(Records from a dataset)
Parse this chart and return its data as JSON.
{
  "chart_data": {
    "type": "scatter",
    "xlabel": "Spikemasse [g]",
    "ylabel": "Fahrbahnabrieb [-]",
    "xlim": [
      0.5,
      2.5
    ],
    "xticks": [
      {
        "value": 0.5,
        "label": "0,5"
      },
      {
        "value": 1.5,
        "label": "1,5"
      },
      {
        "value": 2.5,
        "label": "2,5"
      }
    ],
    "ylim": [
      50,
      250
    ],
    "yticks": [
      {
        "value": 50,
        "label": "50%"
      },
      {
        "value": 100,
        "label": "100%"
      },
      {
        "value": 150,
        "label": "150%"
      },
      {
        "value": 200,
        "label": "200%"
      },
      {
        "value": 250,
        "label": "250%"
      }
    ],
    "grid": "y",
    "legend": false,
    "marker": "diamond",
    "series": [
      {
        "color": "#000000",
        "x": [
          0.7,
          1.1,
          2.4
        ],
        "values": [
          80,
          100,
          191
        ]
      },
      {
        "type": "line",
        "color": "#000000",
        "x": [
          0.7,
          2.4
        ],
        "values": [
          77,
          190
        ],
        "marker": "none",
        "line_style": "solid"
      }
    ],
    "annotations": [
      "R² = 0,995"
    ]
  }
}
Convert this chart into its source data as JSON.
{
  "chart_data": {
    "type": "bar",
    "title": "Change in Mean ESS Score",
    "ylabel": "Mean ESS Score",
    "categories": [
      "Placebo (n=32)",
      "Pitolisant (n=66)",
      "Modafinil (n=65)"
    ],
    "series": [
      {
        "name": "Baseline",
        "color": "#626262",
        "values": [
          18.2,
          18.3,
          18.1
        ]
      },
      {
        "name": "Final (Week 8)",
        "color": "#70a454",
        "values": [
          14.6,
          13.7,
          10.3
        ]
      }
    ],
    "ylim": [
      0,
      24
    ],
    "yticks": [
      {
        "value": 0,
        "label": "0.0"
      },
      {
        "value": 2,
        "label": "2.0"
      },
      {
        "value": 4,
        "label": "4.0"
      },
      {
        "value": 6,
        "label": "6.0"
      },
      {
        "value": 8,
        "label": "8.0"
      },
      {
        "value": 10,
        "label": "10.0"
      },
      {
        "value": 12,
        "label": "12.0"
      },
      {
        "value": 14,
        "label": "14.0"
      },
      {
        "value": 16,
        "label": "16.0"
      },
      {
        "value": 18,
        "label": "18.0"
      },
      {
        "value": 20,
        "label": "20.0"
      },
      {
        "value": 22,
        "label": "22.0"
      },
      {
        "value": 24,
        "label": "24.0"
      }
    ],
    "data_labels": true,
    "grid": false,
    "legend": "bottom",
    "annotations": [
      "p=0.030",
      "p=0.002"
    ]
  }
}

• PROBLEM DESCRIPTION:
Could you reproduce every record above exactly as it appears?

• FINAL ANSWER:
Parse this chart and return its data as JSON.
{
  "chart_data": {
    "type": "scatter",
    "xlabel": "Spikemasse [g]",
    "ylabel": "Fahrbahnabrieb [-]",
    "xlim": [
      0.5,
      2.5
    ],
    "xticks": [
      {
        "value": 0.5,
        "label": "0,5"
      },
      {
        "value": 1.5,
        "label": "1,5"
      },
      {
        "value": 2.5,
        "label": "2,5"
      }
    ],
    "ylim": [
      50,
      250
    ],
    "yticks": [
      {
        "value": 50,
        "label": "50%"
      },
      {
        "value": 100,
        "label": "100%"
      },
      {
        "value": 150,
        "label": "150%"
      },
      {
        "value": 200,
        "label": "200%"
      },
      {
        "value": 250,
        "label": "250%"
      }
    ],
    "grid": "y",
    "legend": false,
    "marker": "diamond",
    "series": [
      {
        "color": "#000000",
        "x": [
          0.7,
          1.1,
          2.4
        ],
        "values": [
          80,
          100,
          191
        ]
      },
      {
        "type": "line",
        "color": "#000000",
        "x": [
          0.7,
          2.4
        ],
        "values": [
          77,
          190
        ],
        "marker": "none",
        "line_style": "solid"
      }
    ],
    "annotations": [
      "R² = 0,995"
    ]
  }
}
Convert this chart into its source data as JSON.
{
  "chart_data": {
    "type": "bar",
    "title": "Change in Mean ESS Score",
    "ylabel": "Mean ESS Score",
    "categories": [
      "Placebo (n=32)",
      "Pitolisant (n=66)",
      "Modafinil (n=65)"
    ],
    "series": [
      {
        "name": "Baseline",
        "color": "#626262",
        "values": [
          18.2,
          18.3,
          18.1
        ]
      },
      {
        "name": "Final (Week 8)",
        "color": "#70a454",
        "values": [
          14.6,
          13.7,
          10.3
        ]
      }
    ],
    "ylim": [
      0,
      24
    ],
    "yticks": [
      {
        "value": 0,
        "label": "0.0"
      },
      {
        "value": 2,
        "label": "2.0"
      },
      {
        "value": 4,
        "label": "4.0"
      },
      {
        "value": 6,
        "label": "6.0"
      },
      {
        "value": 8,
        "label": "8.0"
      },
      {
        "value": 10,
        "label": "10.0"
      },
      {
        "value": 12,
        "label": "12.0"
      },
      {
        "value": 14,
        "label": "14.0"
      },
      {
        "value": 16,
        "label": "16.0"
      },
      {
        "value": 18,
        "label": "18.0"
      },
      {
        "value": 20,
        "label": "20.0"
      },
      {
        "value": 22,
        "label": "22.0"
      },
      {
        "value": 24,
        "label": "24.0"
      }
    ],
    "data_labels": true,
    "grid": false,
    "legend": "bottom",
    "annotations": [
      "p=0.030",
      "p=0.002"
    ]
  }
}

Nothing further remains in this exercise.